Exercise details
Copy each line with the word "JSON" in it.

Provided data
________________________________________

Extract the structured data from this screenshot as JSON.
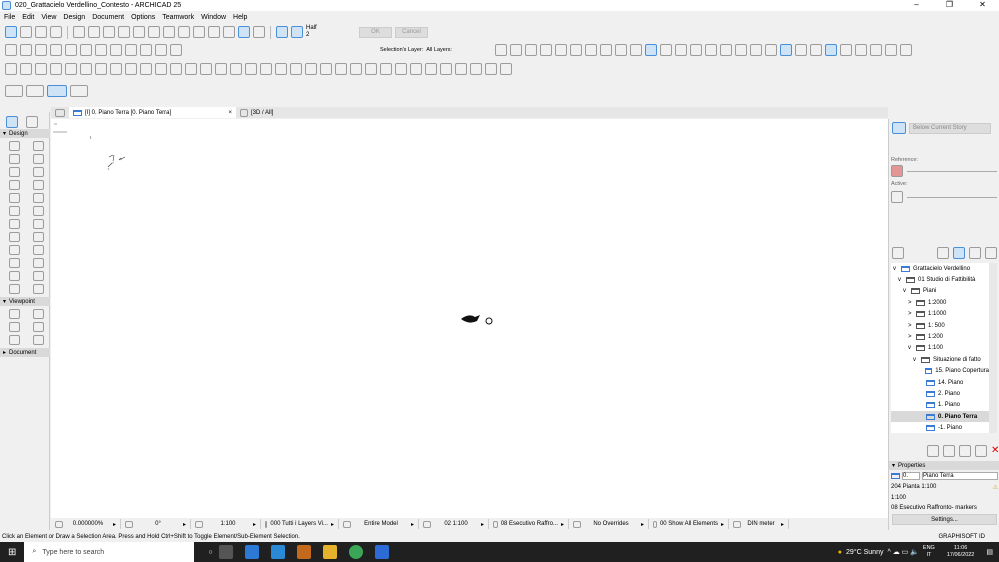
{
  "window": {
    "title": "020_Grattacielo Verdellino_Contesto - ARCHICAD 25",
    "min": "–",
    "max": "❐",
    "close": "✕"
  },
  "menu": [
    "File",
    "Edit",
    "View",
    "Design",
    "Document",
    "Options",
    "Teamwork",
    "Window",
    "Help"
  ],
  "toolbar": {
    "half_label": "Half",
    "half_value": "2",
    "ok": "OK",
    "cancel": "Cancel",
    "selection_layer": "Selection's Layer:",
    "all_layers": "All Layers:"
  },
  "tabs": [
    {
      "label": "[I] 0. Piano Terra [0. Piano Terra]",
      "close": "×"
    },
    {
      "label": "[3D / All]"
    }
  ],
  "toolbox": {
    "design": "Design",
    "viewpoint": "Viewpoint",
    "document": "Document"
  },
  "right": {
    "below_story": "Below Current Story",
    "reference": "Reference:",
    "active": "Active:",
    "tree": [
      {
        "label": "Grattacielo Verdellino",
        "level": 0,
        "arrow": "v"
      },
      {
        "label": "01 Studio di Fattibilità",
        "level": 1,
        "arrow": "v"
      },
      {
        "label": "Piani",
        "level": 2,
        "arrow": "v"
      },
      {
        "label": "1:2000",
        "level": 3,
        "arrow": ">"
      },
      {
        "label": "1:1000",
        "level": 3,
        "arrow": ">"
      },
      {
        "label": "1: 500",
        "level": 3,
        "arrow": ">"
      },
      {
        "label": "1:200",
        "level": 3,
        "arrow": ">"
      },
      {
        "label": "1:100",
        "level": 3,
        "arrow": "v"
      },
      {
        "label": "Situazione di fatto",
        "level": 4,
        "arrow": "v"
      },
      {
        "label": "15. Piano Copertura",
        "level": 5,
        "arrow": ""
      },
      {
        "label": "14. Piano",
        "level": 5,
        "arrow": ""
      },
      {
        "label": "2. Piano",
        "level": 5,
        "arrow": ""
      },
      {
        "label": "1. Piano",
        "level": 5,
        "arrow": ""
      },
      {
        "label": "0. Piano Terra",
        "level": 5,
        "arrow": "",
        "selected": true
      },
      {
        "label": "-1. Piano",
        "level": 5,
        "arrow": ""
      }
    ],
    "properties": {
      "title": "Properties",
      "id": "0.",
      "name": "Piano Terra",
      "view": "204 Pianta 1:100",
      "scale": "1:100",
      "markers": "08 Esecutivo Raffronto- markers",
      "settings": "Settings..."
    }
  },
  "status": [
    {
      "label": "0.000000%"
    },
    {
      "label": "0°"
    },
    {
      "label": "1:100"
    },
    {
      "label": "000 Tutti i Layers Vi..."
    },
    {
      "label": "Entire Model"
    },
    {
      "label": "02 1:100"
    },
    {
      "label": "08 Esecutivo Raffro..."
    },
    {
      "label": "No Overrides"
    },
    {
      "label": "00 Show All Elements"
    },
    {
      "label": "DIN meter"
    }
  ],
  "message": "Click an Element or Draw a Selection Area. Press and Hold Ctrl+Shift to Toggle Element/Sub-Element Selection.",
  "brand": "GRAPHISOFT ID",
  "taskbar": {
    "search": "Type here to search",
    "weather": "29°C  Sunny",
    "lang": "ENG",
    "region": "IT",
    "time": "11:06",
    "date": "17/06/2022"
  }
}
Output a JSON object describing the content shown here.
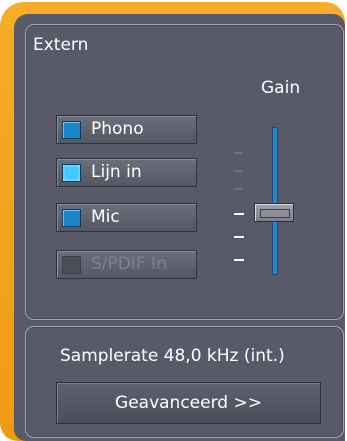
{
  "extern_group": {
    "title": "Extern",
    "gain_label": "Gain",
    "sources": [
      {
        "label": "Phono",
        "active": false,
        "enabled": true
      },
      {
        "label": "Lijn in",
        "active": true,
        "enabled": true
      },
      {
        "label": "Mic",
        "active": false,
        "enabled": true
      },
      {
        "label": "S/PDIF In",
        "active": false,
        "enabled": false
      }
    ],
    "gain_level": 0.45
  },
  "samplerate_group": {
    "samplerate_text": "Samplerate  48,0 kHz (int.)",
    "advanced_button": "Geavanceerd >>"
  },
  "colors": {
    "frame": "#f4a21c",
    "panel": "#585a69",
    "led_active": "#3fc8ff",
    "led_idle": "#1a86c8",
    "slider_track": "#2f84c5"
  },
  "icons": [
    "led-indicator-icon",
    "slider-thumb-icon"
  ]
}
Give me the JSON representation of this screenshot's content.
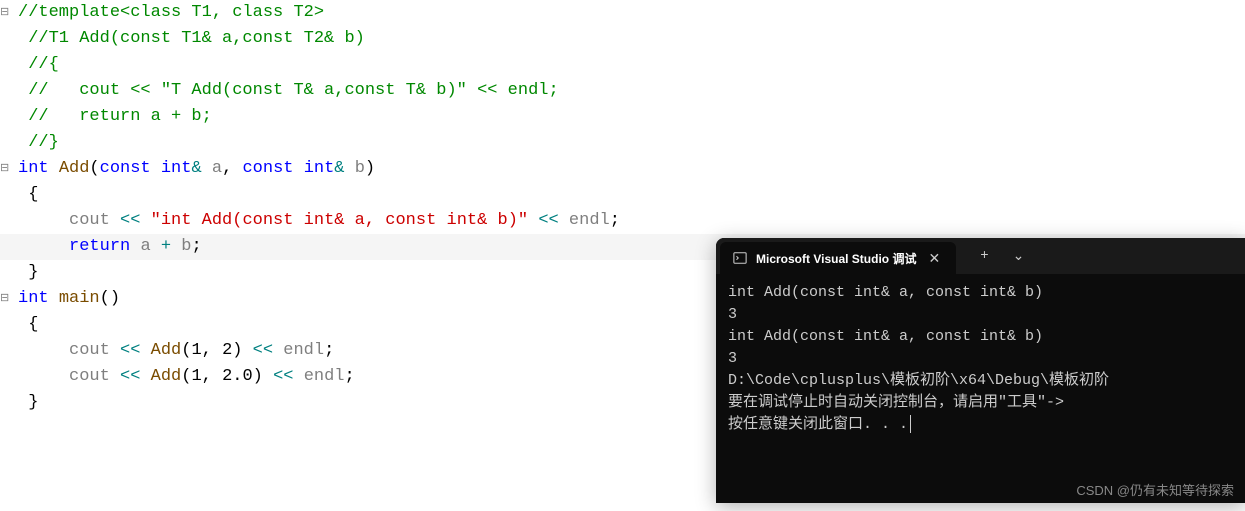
{
  "editor": {
    "lines": [
      {
        "fold": "⊟",
        "segments": [
          {
            "cls": "comment",
            "t": "//template<class T1, class T2>"
          }
        ]
      },
      {
        "fold": "",
        "segments": [
          {
            "cls": "comment",
            "t": " //T1 Add(const T1& a,const T2& b)"
          }
        ]
      },
      {
        "fold": "",
        "segments": [
          {
            "cls": "comment",
            "t": " //{"
          }
        ]
      },
      {
        "fold": "",
        "segments": [
          {
            "cls": "comment",
            "t": " //   cout << \"T Add(const T& a,const T& b)\" << endl;"
          }
        ]
      },
      {
        "fold": "",
        "segments": [
          {
            "cls": "comment",
            "t": " //   return a + b;"
          }
        ]
      },
      {
        "fold": "",
        "segments": [
          {
            "cls": "comment",
            "t": " //}"
          }
        ]
      },
      {
        "fold": "⊟",
        "segments": [
          {
            "cls": "keyword",
            "t": "int"
          },
          {
            "cls": "black",
            "t": " "
          },
          {
            "cls": "func",
            "t": "Add"
          },
          {
            "cls": "paren",
            "t": "("
          },
          {
            "cls": "keyword",
            "t": "const"
          },
          {
            "cls": "black",
            "t": " "
          },
          {
            "cls": "keyword",
            "t": "int"
          },
          {
            "cls": "op",
            "t": "&"
          },
          {
            "cls": "black",
            "t": " "
          },
          {
            "cls": "ident",
            "t": "a"
          },
          {
            "cls": "black",
            "t": ", "
          },
          {
            "cls": "keyword",
            "t": "const"
          },
          {
            "cls": "black",
            "t": " "
          },
          {
            "cls": "keyword",
            "t": "int"
          },
          {
            "cls": "op",
            "t": "&"
          },
          {
            "cls": "black",
            "t": " "
          },
          {
            "cls": "ident",
            "t": "b"
          },
          {
            "cls": "paren",
            "t": ")"
          }
        ]
      },
      {
        "fold": "",
        "segments": [
          {
            "cls": "black",
            "t": " {"
          }
        ]
      },
      {
        "fold": "",
        "segments": [
          {
            "cls": "black",
            "t": "     "
          },
          {
            "cls": "ident",
            "t": "cout"
          },
          {
            "cls": "black",
            "t": " "
          },
          {
            "cls": "op",
            "t": "<<"
          },
          {
            "cls": "black",
            "t": " "
          },
          {
            "cls": "string",
            "t": "\"int Add(const int& a, const int& b)\""
          },
          {
            "cls": "black",
            "t": " "
          },
          {
            "cls": "op",
            "t": "<<"
          },
          {
            "cls": "black",
            "t": " "
          },
          {
            "cls": "ident",
            "t": "endl"
          },
          {
            "cls": "black",
            "t": ";"
          }
        ]
      },
      {
        "fold": "",
        "highlighted": true,
        "segments": [
          {
            "cls": "black",
            "t": "     "
          },
          {
            "cls": "keyword",
            "t": "return"
          },
          {
            "cls": "black",
            "t": " "
          },
          {
            "cls": "ident",
            "t": "a"
          },
          {
            "cls": "black",
            "t": " "
          },
          {
            "cls": "op",
            "t": "+"
          },
          {
            "cls": "black",
            "t": " "
          },
          {
            "cls": "ident",
            "t": "b"
          },
          {
            "cls": "black",
            "t": ";"
          }
        ]
      },
      {
        "fold": "",
        "segments": [
          {
            "cls": "black",
            "t": " }"
          }
        ]
      },
      {
        "fold": "",
        "segments": [
          {
            "cls": "black",
            "t": ""
          }
        ]
      },
      {
        "fold": "⊟",
        "segments": [
          {
            "cls": "keyword",
            "t": "int"
          },
          {
            "cls": "black",
            "t": " "
          },
          {
            "cls": "func",
            "t": "main"
          },
          {
            "cls": "paren",
            "t": "()"
          }
        ]
      },
      {
        "fold": "",
        "segments": [
          {
            "cls": "black",
            "t": " {"
          }
        ]
      },
      {
        "fold": "",
        "segments": [
          {
            "cls": "black",
            "t": "     "
          },
          {
            "cls": "ident",
            "t": "cout"
          },
          {
            "cls": "black",
            "t": " "
          },
          {
            "cls": "op",
            "t": "<<"
          },
          {
            "cls": "black",
            "t": " "
          },
          {
            "cls": "func",
            "t": "Add"
          },
          {
            "cls": "paren",
            "t": "("
          },
          {
            "cls": "num",
            "t": "1"
          },
          {
            "cls": "black",
            "t": ", "
          },
          {
            "cls": "num",
            "t": "2"
          },
          {
            "cls": "paren",
            "t": ")"
          },
          {
            "cls": "black",
            "t": " "
          },
          {
            "cls": "op",
            "t": "<<"
          },
          {
            "cls": "black",
            "t": " "
          },
          {
            "cls": "ident",
            "t": "endl"
          },
          {
            "cls": "black",
            "t": ";"
          }
        ]
      },
      {
        "fold": "",
        "segments": [
          {
            "cls": "black",
            "t": "     "
          },
          {
            "cls": "ident",
            "t": "cout"
          },
          {
            "cls": "black",
            "t": " "
          },
          {
            "cls": "op",
            "t": "<<"
          },
          {
            "cls": "black",
            "t": " "
          },
          {
            "cls": "func",
            "t": "Add"
          },
          {
            "cls": "paren",
            "t": "("
          },
          {
            "cls": "num",
            "t": "1"
          },
          {
            "cls": "black",
            "t": ", "
          },
          {
            "cls": "num",
            "t": "2.0"
          },
          {
            "cls": "paren",
            "t": ")"
          },
          {
            "cls": "black",
            "t": " "
          },
          {
            "cls": "op",
            "t": "<<"
          },
          {
            "cls": "black",
            "t": " "
          },
          {
            "cls": "ident",
            "t": "endl"
          },
          {
            "cls": "black",
            "t": ";"
          }
        ]
      },
      {
        "fold": "",
        "segments": [
          {
            "cls": "black",
            "t": " }"
          }
        ]
      }
    ]
  },
  "terminal": {
    "tab_title": "Microsoft Visual Studio 调试",
    "output": [
      "int Add(const int& a, const int& b)",
      "3",
      "int Add(const int& a, const int& b)",
      "3",
      "",
      "D:\\Code\\cplusplus\\模板初阶\\x64\\Debug\\模板初阶",
      "要在调试停止时自动关闭控制台，请启用\"工具\"->",
      "按任意键关闭此窗口. . ."
    ]
  },
  "watermark": "CSDN @仍有未知等待探索"
}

________________________________________

Reply
Extract the structured data from this screenshot as JSON.
Output a JSON object describing the content shown here.
Give me the JSON representation of this screenshot's content.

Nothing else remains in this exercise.